▸ What to work on
Reply with one number: how many lines contain the word "this".

▸ Entries with figure data

______

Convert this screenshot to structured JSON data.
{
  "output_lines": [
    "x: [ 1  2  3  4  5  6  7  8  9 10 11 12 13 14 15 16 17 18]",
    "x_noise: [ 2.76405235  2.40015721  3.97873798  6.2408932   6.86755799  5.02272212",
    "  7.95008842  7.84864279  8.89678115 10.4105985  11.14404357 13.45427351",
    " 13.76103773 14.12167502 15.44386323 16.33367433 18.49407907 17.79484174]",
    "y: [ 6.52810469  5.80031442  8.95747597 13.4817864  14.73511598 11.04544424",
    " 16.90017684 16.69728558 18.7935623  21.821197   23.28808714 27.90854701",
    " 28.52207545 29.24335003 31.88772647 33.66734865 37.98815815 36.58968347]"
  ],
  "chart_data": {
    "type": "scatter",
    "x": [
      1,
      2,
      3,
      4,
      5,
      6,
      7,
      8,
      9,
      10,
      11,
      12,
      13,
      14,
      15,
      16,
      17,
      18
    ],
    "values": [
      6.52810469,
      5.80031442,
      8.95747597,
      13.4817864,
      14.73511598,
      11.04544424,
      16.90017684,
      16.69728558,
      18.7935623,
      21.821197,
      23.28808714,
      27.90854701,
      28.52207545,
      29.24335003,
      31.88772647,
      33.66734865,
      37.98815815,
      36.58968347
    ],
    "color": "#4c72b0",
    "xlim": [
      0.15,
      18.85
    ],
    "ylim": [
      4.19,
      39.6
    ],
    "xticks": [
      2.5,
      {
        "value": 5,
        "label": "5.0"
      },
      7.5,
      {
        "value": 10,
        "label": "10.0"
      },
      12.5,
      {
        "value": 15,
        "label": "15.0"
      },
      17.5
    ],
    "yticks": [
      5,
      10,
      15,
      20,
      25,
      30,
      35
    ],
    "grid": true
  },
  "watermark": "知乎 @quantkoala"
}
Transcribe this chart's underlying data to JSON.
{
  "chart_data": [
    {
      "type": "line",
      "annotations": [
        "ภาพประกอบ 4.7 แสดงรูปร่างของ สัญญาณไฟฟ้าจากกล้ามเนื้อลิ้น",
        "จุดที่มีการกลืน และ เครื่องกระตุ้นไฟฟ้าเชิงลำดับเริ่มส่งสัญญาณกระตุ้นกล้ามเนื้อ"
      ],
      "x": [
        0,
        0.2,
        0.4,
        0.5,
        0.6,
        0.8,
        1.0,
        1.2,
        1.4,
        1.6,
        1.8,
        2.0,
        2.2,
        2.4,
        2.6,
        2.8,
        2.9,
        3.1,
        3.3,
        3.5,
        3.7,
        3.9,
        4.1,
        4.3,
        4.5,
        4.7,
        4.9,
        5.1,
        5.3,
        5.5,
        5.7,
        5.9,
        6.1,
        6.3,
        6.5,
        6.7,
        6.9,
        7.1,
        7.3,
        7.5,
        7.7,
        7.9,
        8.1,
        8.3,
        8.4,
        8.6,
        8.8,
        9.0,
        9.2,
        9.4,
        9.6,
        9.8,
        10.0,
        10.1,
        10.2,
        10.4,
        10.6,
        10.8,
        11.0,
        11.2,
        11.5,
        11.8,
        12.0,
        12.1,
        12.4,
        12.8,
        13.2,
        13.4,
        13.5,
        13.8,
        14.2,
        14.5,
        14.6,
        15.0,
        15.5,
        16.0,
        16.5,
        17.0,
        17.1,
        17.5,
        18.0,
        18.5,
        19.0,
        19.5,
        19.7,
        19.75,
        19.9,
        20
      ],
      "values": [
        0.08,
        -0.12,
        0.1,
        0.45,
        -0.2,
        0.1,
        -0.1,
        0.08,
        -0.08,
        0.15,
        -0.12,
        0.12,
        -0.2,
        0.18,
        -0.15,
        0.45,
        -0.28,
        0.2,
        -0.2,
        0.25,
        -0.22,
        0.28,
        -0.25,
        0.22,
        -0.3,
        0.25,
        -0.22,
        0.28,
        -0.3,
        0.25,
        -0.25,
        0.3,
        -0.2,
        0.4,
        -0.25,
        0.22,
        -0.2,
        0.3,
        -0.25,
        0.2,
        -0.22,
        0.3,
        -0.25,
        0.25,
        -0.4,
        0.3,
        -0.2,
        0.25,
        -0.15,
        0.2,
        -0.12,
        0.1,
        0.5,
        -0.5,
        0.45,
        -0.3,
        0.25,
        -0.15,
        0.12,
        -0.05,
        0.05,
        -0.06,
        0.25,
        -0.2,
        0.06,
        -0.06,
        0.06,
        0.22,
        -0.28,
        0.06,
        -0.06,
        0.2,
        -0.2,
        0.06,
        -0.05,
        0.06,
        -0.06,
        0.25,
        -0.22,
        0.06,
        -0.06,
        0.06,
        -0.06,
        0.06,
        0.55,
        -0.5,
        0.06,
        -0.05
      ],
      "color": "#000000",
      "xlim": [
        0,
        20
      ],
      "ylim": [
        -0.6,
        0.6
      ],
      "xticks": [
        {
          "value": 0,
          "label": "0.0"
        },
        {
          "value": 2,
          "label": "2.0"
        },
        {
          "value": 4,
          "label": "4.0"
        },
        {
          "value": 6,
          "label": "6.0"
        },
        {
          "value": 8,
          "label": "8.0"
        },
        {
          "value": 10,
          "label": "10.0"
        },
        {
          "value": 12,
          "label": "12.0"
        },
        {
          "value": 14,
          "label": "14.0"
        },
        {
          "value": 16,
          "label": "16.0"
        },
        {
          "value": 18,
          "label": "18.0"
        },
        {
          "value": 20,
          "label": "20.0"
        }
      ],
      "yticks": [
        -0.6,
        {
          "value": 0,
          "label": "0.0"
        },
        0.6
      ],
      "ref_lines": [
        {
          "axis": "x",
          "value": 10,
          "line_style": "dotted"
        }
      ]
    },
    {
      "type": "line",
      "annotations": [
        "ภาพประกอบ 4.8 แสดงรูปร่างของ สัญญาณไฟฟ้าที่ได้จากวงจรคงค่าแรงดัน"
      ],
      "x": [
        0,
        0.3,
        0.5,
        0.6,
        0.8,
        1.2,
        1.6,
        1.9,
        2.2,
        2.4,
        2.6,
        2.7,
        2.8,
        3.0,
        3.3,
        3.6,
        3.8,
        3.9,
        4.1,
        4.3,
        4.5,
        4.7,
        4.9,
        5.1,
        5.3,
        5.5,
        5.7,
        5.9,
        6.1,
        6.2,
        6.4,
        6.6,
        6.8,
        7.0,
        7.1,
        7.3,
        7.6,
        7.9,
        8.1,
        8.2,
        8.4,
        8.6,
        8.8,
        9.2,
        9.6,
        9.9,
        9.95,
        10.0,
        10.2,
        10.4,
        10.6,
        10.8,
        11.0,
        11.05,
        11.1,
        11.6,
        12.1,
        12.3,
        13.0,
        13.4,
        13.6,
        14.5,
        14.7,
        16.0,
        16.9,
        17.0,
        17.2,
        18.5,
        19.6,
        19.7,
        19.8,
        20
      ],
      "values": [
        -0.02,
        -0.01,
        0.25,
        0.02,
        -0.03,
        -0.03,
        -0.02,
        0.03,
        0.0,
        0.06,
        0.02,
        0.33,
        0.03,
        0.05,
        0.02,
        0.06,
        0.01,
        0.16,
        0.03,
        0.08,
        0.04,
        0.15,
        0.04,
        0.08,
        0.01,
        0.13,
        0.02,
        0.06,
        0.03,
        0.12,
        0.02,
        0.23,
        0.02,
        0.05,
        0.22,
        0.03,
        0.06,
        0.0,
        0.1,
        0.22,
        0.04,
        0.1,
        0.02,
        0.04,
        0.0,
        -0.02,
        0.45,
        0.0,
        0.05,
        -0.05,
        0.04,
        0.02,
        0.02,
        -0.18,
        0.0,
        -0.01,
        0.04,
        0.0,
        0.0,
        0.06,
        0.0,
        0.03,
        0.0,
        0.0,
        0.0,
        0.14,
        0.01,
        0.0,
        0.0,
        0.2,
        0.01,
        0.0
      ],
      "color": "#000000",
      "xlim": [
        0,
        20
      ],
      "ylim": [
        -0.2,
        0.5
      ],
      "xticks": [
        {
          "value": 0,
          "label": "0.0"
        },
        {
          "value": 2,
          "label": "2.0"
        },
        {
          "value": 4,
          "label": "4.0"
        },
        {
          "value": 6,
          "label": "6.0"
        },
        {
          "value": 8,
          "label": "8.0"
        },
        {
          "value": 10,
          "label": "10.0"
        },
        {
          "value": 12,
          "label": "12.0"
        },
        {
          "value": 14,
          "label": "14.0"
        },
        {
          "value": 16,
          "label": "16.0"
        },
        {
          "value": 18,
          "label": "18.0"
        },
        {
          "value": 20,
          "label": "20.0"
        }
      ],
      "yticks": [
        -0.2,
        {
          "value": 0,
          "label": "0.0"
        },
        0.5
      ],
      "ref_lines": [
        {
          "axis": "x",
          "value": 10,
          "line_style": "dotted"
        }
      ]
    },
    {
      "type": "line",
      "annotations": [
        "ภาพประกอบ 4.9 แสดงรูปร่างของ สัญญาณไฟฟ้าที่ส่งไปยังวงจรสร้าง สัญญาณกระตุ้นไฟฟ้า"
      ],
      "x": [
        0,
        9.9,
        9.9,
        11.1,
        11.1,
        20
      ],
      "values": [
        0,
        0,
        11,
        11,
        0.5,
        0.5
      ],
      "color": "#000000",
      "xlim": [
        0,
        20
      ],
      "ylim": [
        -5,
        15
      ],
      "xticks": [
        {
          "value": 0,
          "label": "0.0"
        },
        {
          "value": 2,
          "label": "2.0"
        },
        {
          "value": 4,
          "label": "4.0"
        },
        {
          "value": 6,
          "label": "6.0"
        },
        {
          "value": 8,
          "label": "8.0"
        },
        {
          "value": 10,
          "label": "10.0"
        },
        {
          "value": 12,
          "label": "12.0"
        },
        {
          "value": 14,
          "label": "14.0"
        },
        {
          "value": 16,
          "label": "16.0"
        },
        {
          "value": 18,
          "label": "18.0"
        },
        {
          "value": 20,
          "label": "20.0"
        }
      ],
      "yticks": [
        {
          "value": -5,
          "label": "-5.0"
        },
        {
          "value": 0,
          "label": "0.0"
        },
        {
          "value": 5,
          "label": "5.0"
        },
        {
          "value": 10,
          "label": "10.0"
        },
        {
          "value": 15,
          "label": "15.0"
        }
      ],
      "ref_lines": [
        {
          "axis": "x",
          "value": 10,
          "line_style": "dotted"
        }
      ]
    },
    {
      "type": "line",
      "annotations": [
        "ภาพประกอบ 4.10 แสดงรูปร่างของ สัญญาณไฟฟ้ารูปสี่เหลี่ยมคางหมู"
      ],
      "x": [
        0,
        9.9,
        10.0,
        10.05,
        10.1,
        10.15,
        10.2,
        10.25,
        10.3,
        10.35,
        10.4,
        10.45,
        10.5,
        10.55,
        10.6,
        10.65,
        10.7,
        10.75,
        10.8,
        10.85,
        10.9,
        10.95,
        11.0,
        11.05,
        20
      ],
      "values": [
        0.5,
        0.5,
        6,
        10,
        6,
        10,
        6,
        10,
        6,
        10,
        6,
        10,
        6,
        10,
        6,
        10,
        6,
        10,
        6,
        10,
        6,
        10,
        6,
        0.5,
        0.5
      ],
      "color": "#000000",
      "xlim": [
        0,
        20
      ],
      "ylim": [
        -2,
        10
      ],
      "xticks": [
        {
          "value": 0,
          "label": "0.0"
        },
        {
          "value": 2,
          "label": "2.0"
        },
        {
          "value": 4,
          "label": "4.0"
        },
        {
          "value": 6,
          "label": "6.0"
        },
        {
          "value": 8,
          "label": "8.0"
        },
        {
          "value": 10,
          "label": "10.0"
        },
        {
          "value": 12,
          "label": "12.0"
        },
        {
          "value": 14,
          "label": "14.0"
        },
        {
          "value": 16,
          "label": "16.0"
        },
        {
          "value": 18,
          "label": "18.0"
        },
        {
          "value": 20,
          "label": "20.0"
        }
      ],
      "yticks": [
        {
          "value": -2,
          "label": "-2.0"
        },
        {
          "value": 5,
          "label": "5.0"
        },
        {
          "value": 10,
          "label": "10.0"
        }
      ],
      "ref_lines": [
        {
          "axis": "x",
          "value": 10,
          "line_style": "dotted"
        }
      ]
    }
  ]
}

______

▸ Response
2